■ What you will do:
Copy every line of the data in which the word "Give" occurs.

■ Supplied records:

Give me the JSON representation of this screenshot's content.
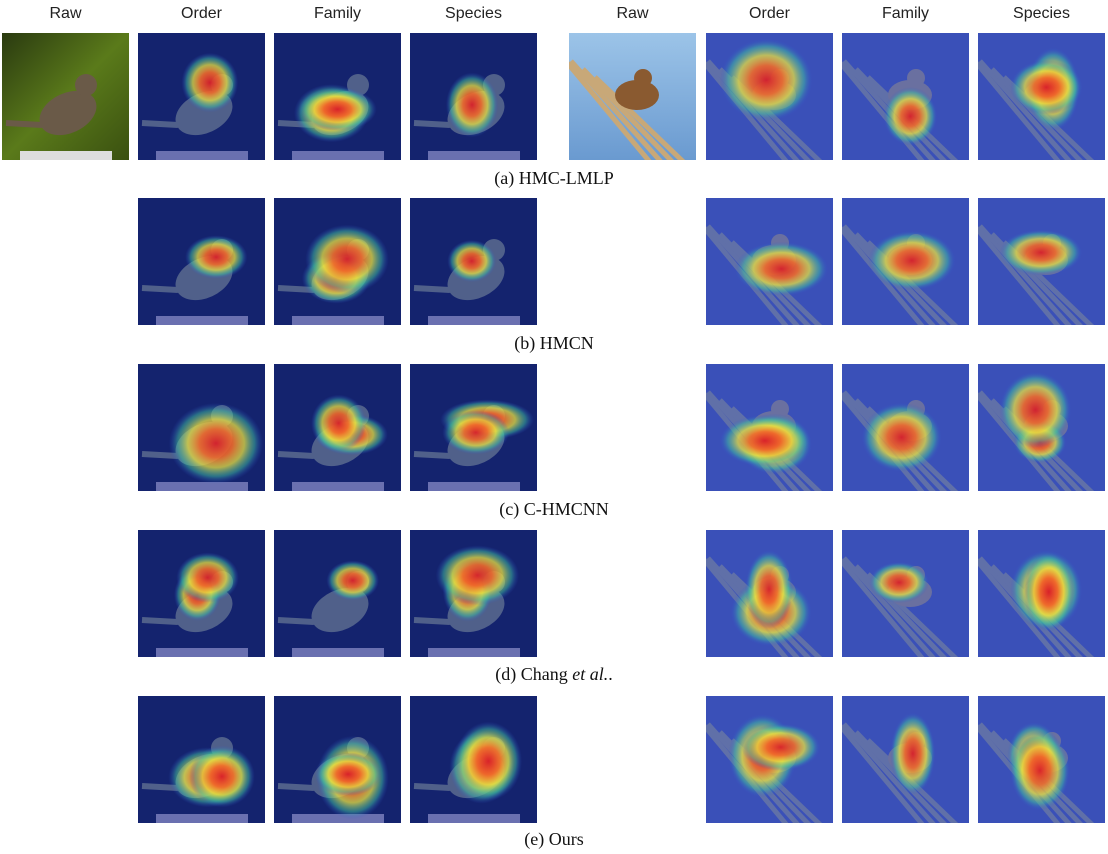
{
  "column_headers": [
    "Raw",
    "Order",
    "Family",
    "Species",
    "Raw",
    "Order",
    "Family",
    "Species"
  ],
  "captions": [
    {
      "text": "(a) HMC-LMLP"
    },
    {
      "text": "(b) HMCN"
    },
    {
      "text": "(c) C-HMCNN"
    },
    {
      "text": "(d) Chang ",
      "italic": "et al.",
      "suffix": "."
    },
    {
      "text": "(e) Ours"
    }
  ]
}
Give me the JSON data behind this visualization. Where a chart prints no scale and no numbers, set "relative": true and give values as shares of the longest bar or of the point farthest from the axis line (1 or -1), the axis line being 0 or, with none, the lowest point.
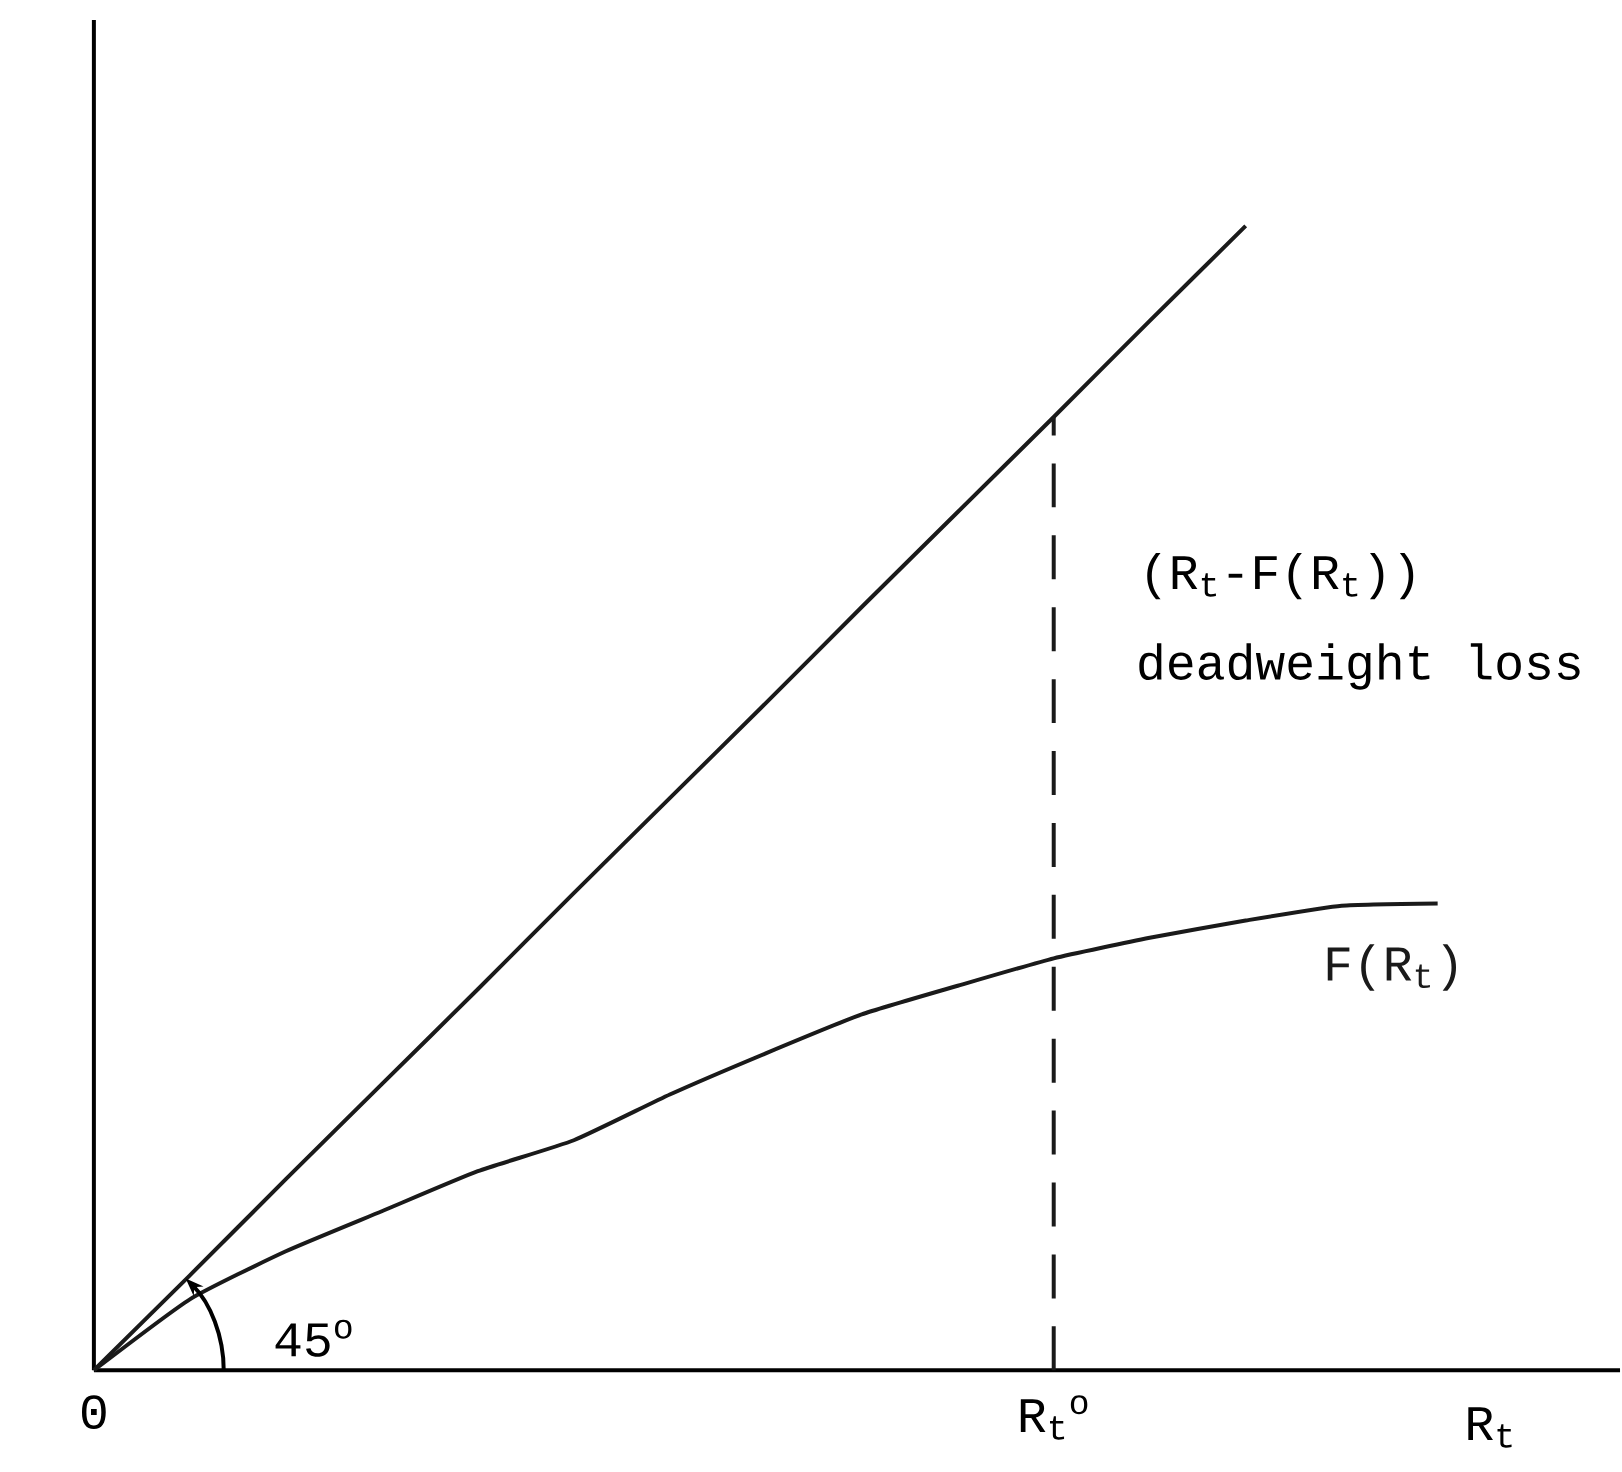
{
  "chart_data": {
    "type": "line",
    "relative": true,
    "xlabel": "R$_{t}$",
    "categories": [
      "0",
      null,
      null,
      null,
      null,
      null,
      null,
      null,
      null,
      null,
      "R$_{t}$$^{o}$",
      null,
      null,
      null,
      null,
      null
    ],
    "tick_labels": "x",
    "series": [
      {
        "color": "#1a1a1a",
        "values": [
          0,
          0.083,
          0.167,
          0.25,
          0.333,
          0.417,
          0.5,
          0.583,
          0.667,
          0.75,
          0.833,
          0.917,
          1,
          null,
          null,
          null
        ]
      },
      {
        "name": "F(R$_{t}$)",
        "color": "#1a1a1a",
        "values": [
          0,
          0.062,
          0.104,
          0.139,
          0.174,
          0.201,
          0.241,
          0.277,
          0.311,
          0.336,
          0.36,
          0.378,
          0.393,
          0.406,
          0.408,
          null
        ]
      }
    ],
    "ref_lines": [
      {
        "axis": "x",
        "value": "R$_{t}$$^{o}$",
        "color": "#1a1a1a",
        "line_style": "dashed"
      }
    ],
    "annotations": [
      "45$^{o}$",
      "(R$_{t}$-F(R$_{t}$))",
      "deadweight loss"
    ]
  }
}
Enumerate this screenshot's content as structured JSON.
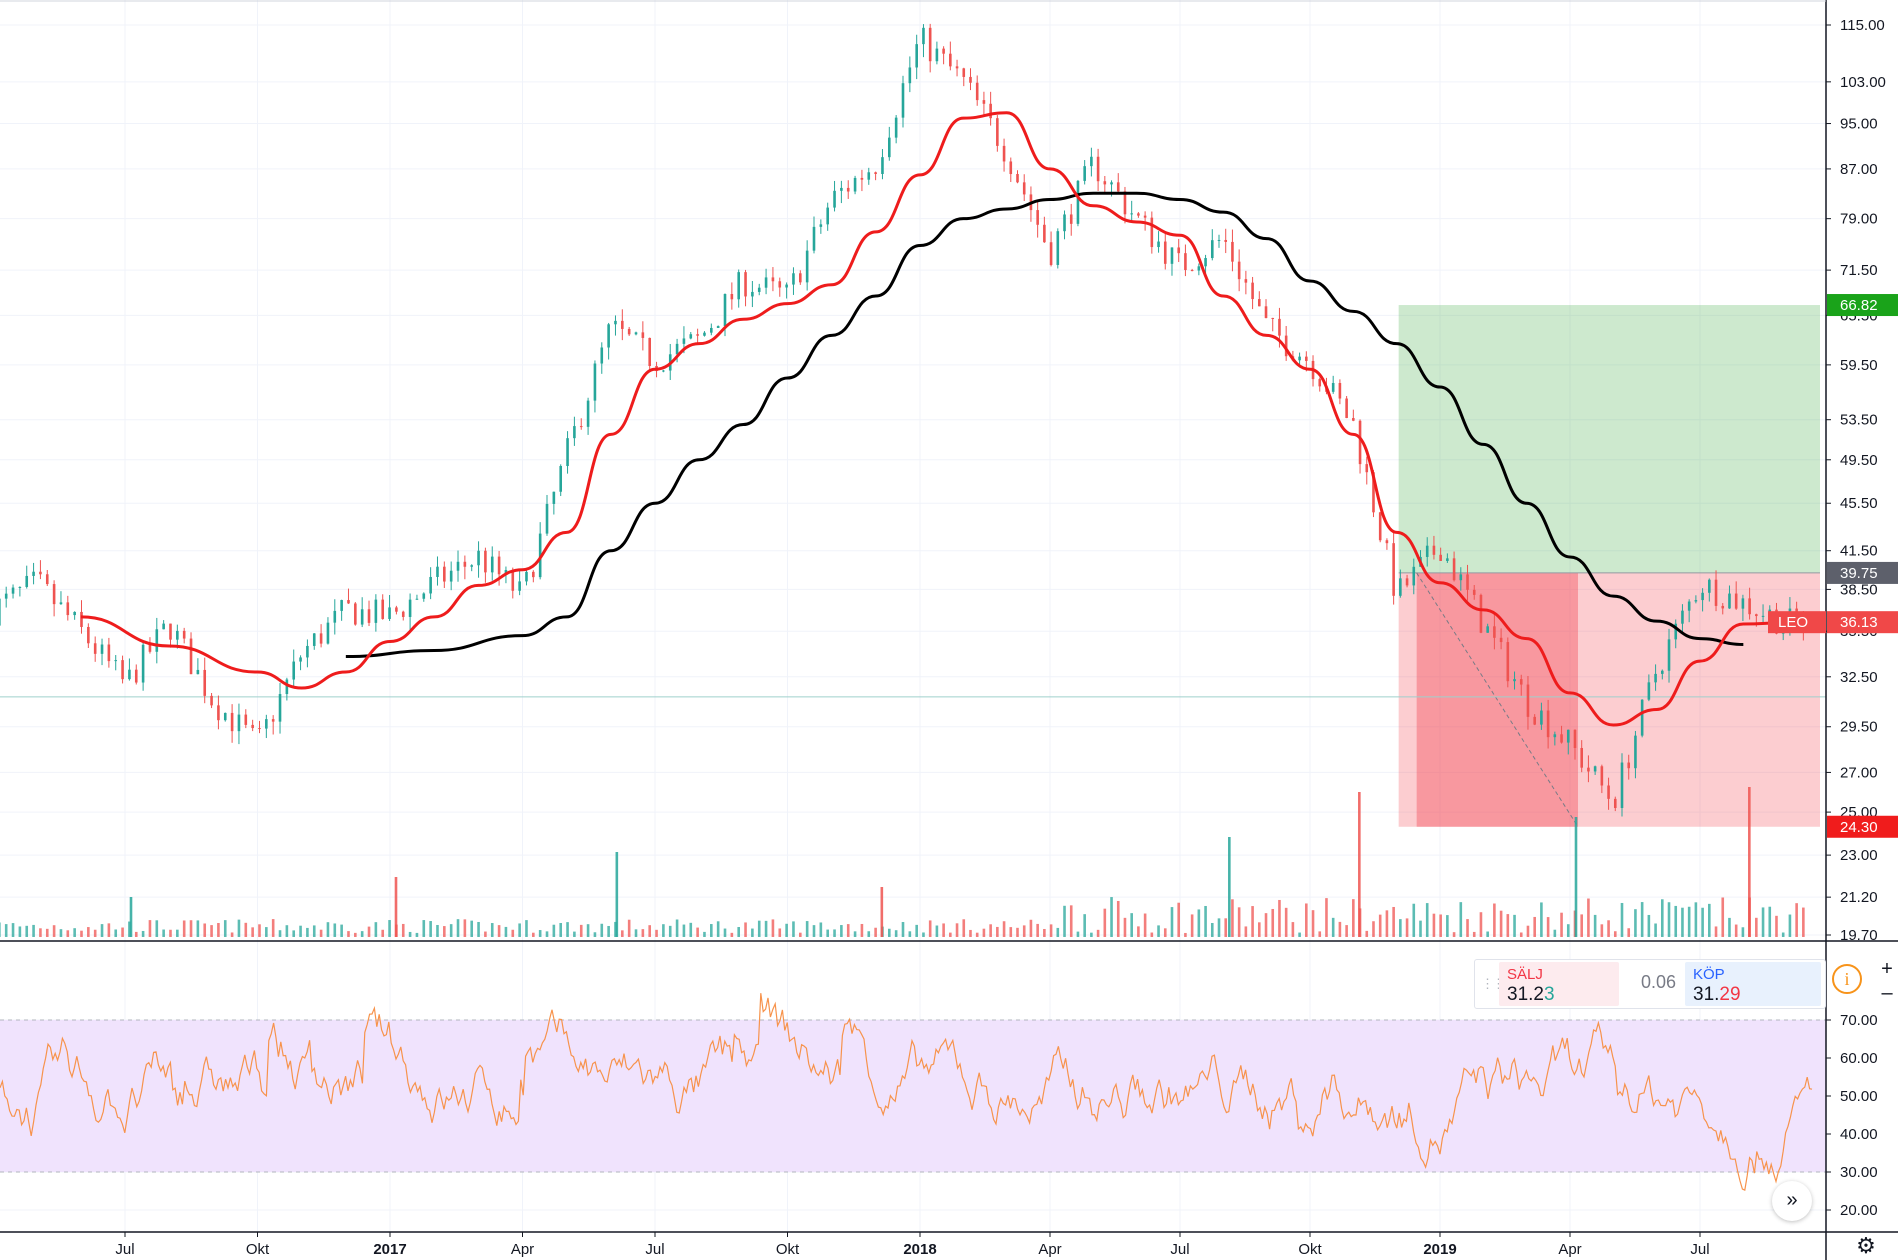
{
  "chart_data": [
    {
      "type": "candlestick",
      "symbol": "LEO",
      "x_labels": [
        "Jul",
        "Okt",
        "2017",
        "Apr",
        "Jul",
        "Okt",
        "2018",
        "Apr",
        "Jul",
        "Okt",
        "2019",
        "Apr",
        "Jul"
      ],
      "y_ticks": [
        "115.00",
        "103.00",
        "95.00",
        "87.00",
        "79.00",
        "71.50",
        "65.50",
        "59.50",
        "53.50",
        "49.50",
        "45.50",
        "41.50",
        "38.50",
        "35.50",
        "32.50",
        "29.50",
        "27.00",
        "25.00",
        "23.00",
        "21.20",
        "19.70"
      ],
      "price_tags": [
        {
          "label": "",
          "value": "66.82",
          "color": "#1aa31a"
        },
        {
          "label": "",
          "value": "39.75",
          "color": "#5d606b"
        },
        {
          "label": "LEO",
          "value": "36.13",
          "color": "#f04848"
        },
        {
          "label": "",
          "value": "24.30",
          "color": "#f01c1c"
        }
      ],
      "ma_fast_color": "#ee1c1c",
      "ma_slow_color": "#000000",
      "up_color": "#26a69a",
      "down_color": "#ef5350",
      "scale": "log",
      "grid": true,
      "price_path": [
        [
          "2016-04",
          37.0
        ],
        [
          "2016-05",
          39.0
        ],
        [
          "2016-06",
          35.5
        ],
        [
          "2016-07",
          32.0
        ],
        [
          "2016-08",
          36.0
        ],
        [
          "2016-09",
          31.0
        ],
        [
          "2016-10",
          28.5
        ],
        [
          "2016-11",
          34.0
        ],
        [
          "2016-12",
          37.0
        ],
        [
          "2017-01",
          36.5
        ],
        [
          "2017-02",
          39.0
        ],
        [
          "2017-03",
          41.0
        ],
        [
          "2017-04",
          38.0
        ],
        [
          "2017-05",
          50.0
        ],
        [
          "2017-06",
          64.0
        ],
        [
          "2017-07",
          60.0
        ],
        [
          "2017-08",
          62.5
        ],
        [
          "2017-09",
          70.0
        ],
        [
          "2017-10",
          68.0
        ],
        [
          "2017-11",
          82.0
        ],
        [
          "2017-12",
          88.0
        ],
        [
          "2018-01",
          112.0
        ],
        [
          "2018-02",
          103.0
        ],
        [
          "2018-03",
          90.0
        ],
        [
          "2018-04",
          74.0
        ],
        [
          "2018-05",
          88.0
        ],
        [
          "2018-06",
          79.0
        ],
        [
          "2018-07",
          72.0
        ],
        [
          "2018-08",
          76.0
        ],
        [
          "2018-09",
          64.0
        ],
        [
          "2018-10",
          60.0
        ],
        [
          "2018-11",
          53.0
        ],
        [
          "2018-12",
          38.0
        ],
        [
          "2019-01",
          42.0
        ],
        [
          "2019-02",
          36.0
        ],
        [
          "2019-03",
          31.0
        ],
        [
          "2019-04",
          28.5
        ],
        [
          "2019-05",
          25.5
        ],
        [
          "2019-06",
          33.0
        ],
        [
          "2019-07",
          39.0
        ],
        [
          "2019-08",
          37.5
        ],
        [
          "2019-09",
          36.1
        ]
      ],
      "ma_fast": [
        [
          "2016-06",
          36.5
        ],
        [
          "2016-08",
          34.5
        ],
        [
          "2016-10",
          32.8
        ],
        [
          "2016-11",
          31.8
        ],
        [
          "2016-12",
          32.8
        ],
        [
          "2017-01",
          34.8
        ],
        [
          "2017-02",
          36.5
        ],
        [
          "2017-03",
          38.8
        ],
        [
          "2017-04",
          40.0
        ],
        [
          "2017-05",
          43.0
        ],
        [
          "2017-06",
          52.0
        ],
        [
          "2017-07",
          59.0
        ],
        [
          "2017-08",
          62.0
        ],
        [
          "2017-09",
          65.0
        ],
        [
          "2017-10",
          67.0
        ],
        [
          "2017-11",
          69.5
        ],
        [
          "2017-12",
          77.0
        ],
        [
          "2018-01",
          86.0
        ],
        [
          "2018-02",
          96.0
        ],
        [
          "2018-03",
          97.0
        ],
        [
          "2018-04",
          87.0
        ],
        [
          "2018-05",
          81.0
        ],
        [
          "2018-06",
          78.5
        ],
        [
          "2018-07",
          76.5
        ],
        [
          "2018-08",
          68.0
        ],
        [
          "2018-09",
          63.0
        ],
        [
          "2018-10",
          59.0
        ],
        [
          "2018-11",
          52.0
        ],
        [
          "2018-12",
          43.0
        ],
        [
          "2019-01",
          39.0
        ],
        [
          "2019-02",
          37.0
        ],
        [
          "2019-03",
          35.0
        ],
        [
          "2019-04",
          31.5
        ],
        [
          "2019-05",
          29.6
        ],
        [
          "2019-06",
          30.5
        ],
        [
          "2019-07",
          33.5
        ],
        [
          "2019-08",
          36.0
        ],
        [
          "2019-09",
          36.1
        ]
      ],
      "ma_slow": [
        [
          "2016-12",
          33.8
        ],
        [
          "2017-02",
          34.2
        ],
        [
          "2017-04",
          35.2
        ],
        [
          "2017-05",
          36.5
        ],
        [
          "2017-06",
          41.5
        ],
        [
          "2017-07",
          45.5
        ],
        [
          "2017-08",
          49.5
        ],
        [
          "2017-09",
          53.0
        ],
        [
          "2017-10",
          58.0
        ],
        [
          "2017-11",
          63.0
        ],
        [
          "2017-12",
          68.0
        ],
        [
          "2018-01",
          75.0
        ],
        [
          "2018-02",
          79.0
        ],
        [
          "2018-03",
          80.5
        ],
        [
          "2018-04",
          82.0
        ],
        [
          "2018-05",
          83.0
        ],
        [
          "2018-06",
          83.0
        ],
        [
          "2018-07",
          82.0
        ],
        [
          "2018-08",
          80.0
        ],
        [
          "2018-09",
          76.0
        ],
        [
          "2018-10",
          70.0
        ],
        [
          "2018-11",
          66.0
        ],
        [
          "2018-12",
          62.0
        ],
        [
          "2019-01",
          57.0
        ],
        [
          "2019-02",
          51.0
        ],
        [
          "2019-03",
          45.5
        ],
        [
          "2019-04",
          41.0
        ],
        [
          "2019-05",
          38.0
        ],
        [
          "2019-06",
          36.2
        ],
        [
          "2019-07",
          35.0
        ],
        [
          "2019-08",
          34.6
        ]
      ],
      "long_position": {
        "entry": 39.75,
        "target": 66.82,
        "stop": 24.3
      }
    },
    {
      "type": "line",
      "indicator": "RSI",
      "y_ticks": [
        "70.00",
        "60.00",
        "50.00",
        "40.00",
        "30.00",
        "20.00"
      ],
      "band": [
        30,
        70
      ],
      "line_color": "#f7934c",
      "band_color": "#f0e3fd"
    }
  ],
  "trade_widget": {
    "sell_label": "SÄLJ",
    "sell_price_main": "31.2",
    "sell_price_last": "3",
    "spread": "0.06",
    "buy_label": "KÖP",
    "buy_price_main": "31.",
    "buy_price_last": "29"
  },
  "controls": {
    "zoom_in": "+",
    "zoom_out": "–",
    "scroll_right": "»",
    "info": "i",
    "settings": "⚙"
  }
}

■ Result for this exercise:
Give me the JSON representation of this screenshot's content.
Give me the JSON data behind this visualization. Where a chart prints no scale and no numbers, set "relative": true and give values as shares of the longest bar or of the point farthest from the axis line (1 or -1), the axis line being 0 or, with none, the lowest point.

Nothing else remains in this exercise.